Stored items
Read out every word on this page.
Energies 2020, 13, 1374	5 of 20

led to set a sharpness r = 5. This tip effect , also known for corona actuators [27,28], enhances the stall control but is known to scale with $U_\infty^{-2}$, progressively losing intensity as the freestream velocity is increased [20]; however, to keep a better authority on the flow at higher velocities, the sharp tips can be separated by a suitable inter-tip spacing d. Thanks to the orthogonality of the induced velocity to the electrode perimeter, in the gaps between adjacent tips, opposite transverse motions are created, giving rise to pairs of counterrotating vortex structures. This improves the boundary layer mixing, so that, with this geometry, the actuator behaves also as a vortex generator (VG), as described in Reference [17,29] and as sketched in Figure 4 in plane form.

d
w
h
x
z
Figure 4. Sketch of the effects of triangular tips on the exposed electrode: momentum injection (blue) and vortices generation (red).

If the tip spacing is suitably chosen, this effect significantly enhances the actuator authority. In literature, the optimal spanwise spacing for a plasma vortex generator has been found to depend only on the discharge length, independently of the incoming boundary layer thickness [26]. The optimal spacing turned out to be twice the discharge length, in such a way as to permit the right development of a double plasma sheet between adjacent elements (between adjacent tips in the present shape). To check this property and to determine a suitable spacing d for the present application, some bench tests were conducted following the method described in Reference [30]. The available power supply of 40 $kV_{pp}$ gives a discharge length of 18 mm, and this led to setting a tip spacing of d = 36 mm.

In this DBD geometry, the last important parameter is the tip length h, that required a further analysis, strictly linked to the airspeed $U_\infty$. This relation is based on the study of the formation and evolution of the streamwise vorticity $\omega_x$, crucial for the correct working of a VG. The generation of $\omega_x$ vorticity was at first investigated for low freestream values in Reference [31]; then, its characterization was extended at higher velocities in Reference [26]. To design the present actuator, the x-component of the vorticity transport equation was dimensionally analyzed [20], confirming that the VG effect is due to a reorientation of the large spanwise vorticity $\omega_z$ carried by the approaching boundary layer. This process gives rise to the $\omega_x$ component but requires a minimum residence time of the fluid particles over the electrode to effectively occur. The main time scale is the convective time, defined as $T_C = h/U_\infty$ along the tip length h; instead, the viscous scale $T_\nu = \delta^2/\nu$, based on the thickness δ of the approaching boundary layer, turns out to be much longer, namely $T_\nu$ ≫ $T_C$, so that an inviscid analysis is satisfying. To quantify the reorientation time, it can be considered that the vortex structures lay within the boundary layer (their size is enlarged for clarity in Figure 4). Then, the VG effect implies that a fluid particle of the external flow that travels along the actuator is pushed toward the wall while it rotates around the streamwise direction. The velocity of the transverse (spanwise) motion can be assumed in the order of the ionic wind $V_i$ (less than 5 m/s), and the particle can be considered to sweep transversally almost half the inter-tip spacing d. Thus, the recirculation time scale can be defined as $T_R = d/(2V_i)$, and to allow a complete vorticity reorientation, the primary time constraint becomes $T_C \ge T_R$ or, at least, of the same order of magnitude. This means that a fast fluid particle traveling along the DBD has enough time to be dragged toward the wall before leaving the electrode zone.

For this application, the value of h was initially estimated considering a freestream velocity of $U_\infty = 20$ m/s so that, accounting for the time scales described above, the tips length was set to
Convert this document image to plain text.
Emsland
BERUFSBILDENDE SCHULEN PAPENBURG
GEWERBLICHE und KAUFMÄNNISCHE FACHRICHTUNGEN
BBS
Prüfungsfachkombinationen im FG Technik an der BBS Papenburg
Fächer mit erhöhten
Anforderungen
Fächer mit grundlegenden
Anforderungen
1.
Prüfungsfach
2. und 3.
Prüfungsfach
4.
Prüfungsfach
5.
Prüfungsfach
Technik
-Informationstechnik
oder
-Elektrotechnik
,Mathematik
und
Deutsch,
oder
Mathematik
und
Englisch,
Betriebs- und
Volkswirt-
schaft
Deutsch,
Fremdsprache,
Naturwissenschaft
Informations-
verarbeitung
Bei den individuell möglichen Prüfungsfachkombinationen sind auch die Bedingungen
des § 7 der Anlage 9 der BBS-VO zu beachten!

* * *

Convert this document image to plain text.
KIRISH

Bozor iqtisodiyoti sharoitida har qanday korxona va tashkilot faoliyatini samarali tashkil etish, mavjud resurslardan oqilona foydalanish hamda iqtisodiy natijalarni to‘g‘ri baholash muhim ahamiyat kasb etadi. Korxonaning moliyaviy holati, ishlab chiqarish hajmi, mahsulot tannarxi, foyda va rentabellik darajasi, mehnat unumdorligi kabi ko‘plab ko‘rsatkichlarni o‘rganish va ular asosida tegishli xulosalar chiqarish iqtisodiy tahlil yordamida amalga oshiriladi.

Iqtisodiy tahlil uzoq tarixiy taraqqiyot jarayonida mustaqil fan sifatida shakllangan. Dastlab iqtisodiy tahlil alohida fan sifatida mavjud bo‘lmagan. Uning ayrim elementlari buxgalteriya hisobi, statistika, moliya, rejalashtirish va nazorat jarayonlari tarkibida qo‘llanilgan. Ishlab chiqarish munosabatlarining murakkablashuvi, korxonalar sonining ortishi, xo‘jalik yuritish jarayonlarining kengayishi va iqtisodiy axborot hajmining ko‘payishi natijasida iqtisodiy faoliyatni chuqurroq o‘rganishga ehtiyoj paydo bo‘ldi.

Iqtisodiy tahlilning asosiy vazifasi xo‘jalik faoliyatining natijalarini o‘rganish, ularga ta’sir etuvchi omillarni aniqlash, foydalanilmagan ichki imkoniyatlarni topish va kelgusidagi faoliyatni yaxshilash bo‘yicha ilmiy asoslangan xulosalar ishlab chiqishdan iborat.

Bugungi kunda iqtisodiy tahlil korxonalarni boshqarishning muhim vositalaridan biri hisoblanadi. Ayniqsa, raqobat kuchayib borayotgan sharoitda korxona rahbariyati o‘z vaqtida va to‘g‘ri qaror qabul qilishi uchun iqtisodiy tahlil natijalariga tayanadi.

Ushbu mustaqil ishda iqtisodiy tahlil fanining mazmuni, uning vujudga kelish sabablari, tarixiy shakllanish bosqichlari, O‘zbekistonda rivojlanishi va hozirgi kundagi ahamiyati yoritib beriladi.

▶ Objective:
Of the lines in the data above, how many contain the word "mavjud"? Give only that figure.

▶ Output for this exercise:
2